▶ [WHAT TO PRODUCE] Reproduce the entries exactly.

___ DATA FOR THIS EXERCISE

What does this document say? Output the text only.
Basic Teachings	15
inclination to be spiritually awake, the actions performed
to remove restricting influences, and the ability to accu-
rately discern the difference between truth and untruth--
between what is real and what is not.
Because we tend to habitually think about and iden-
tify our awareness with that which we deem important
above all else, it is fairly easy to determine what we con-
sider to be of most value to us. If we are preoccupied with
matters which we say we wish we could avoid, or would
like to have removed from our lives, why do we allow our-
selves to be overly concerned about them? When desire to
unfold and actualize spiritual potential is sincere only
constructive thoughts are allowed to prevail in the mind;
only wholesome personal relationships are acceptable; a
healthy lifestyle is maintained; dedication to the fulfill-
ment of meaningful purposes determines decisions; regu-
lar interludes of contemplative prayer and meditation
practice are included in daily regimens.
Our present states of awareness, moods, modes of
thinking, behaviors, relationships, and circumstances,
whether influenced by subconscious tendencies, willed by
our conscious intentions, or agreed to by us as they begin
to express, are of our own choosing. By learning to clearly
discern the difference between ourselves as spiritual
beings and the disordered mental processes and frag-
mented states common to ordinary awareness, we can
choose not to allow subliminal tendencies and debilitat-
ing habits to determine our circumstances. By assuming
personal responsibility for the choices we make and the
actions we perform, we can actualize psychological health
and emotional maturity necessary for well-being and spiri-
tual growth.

______

▶ [SOLUTION BELOW]
What does this document say? Output the text only.
Basic Teachings	15
inclination to be spiritually awake, the actions performed
to remove restricting influences, and the ability to accu-
rately discern the difference between truth and untruth--
between what is real and what is not.
Because we tend to habitually think about and iden-
tify our awareness with that which we deem important
above all else, it is fairly easy to determine what we con-
sider to be of most value to us. If we are preoccupied with
matters which we say we wish we could avoid, or would
like to have removed from our lives, why do we allow our-
selves to be overly concerned about them? When desire to
unfold and actualize spiritual potential is sincere only
constructive thoughts are allowed to prevail in the mind;
only wholesome personal relationships are acceptable; a
healthy lifestyle is maintained; dedication to the fulfill-
ment of meaningful purposes determines decisions; regu-
lar interludes of contemplative prayer and meditation
practice are included in daily regimens.
Our present states of awareness, moods, modes of
thinking, behaviors, relationships, and circumstances,
whether influenced by subconscious tendencies, willed by
our conscious intentions, or agreed to by us as they begin
to express, are of our own choosing. By learning to clearly
discern the difference between ourselves as spiritual
beings and the disordered mental processes and frag-
mented states common to ordinary awareness, we can
choose not to allow subliminal tendencies and debilitat-
ing habits to determine our circumstances. By assuming
personal responsibility for the choices we make and the
actions we perform, we can actualize psychological health
and emotional maturity necessary for well-being and spiri-
tual growth.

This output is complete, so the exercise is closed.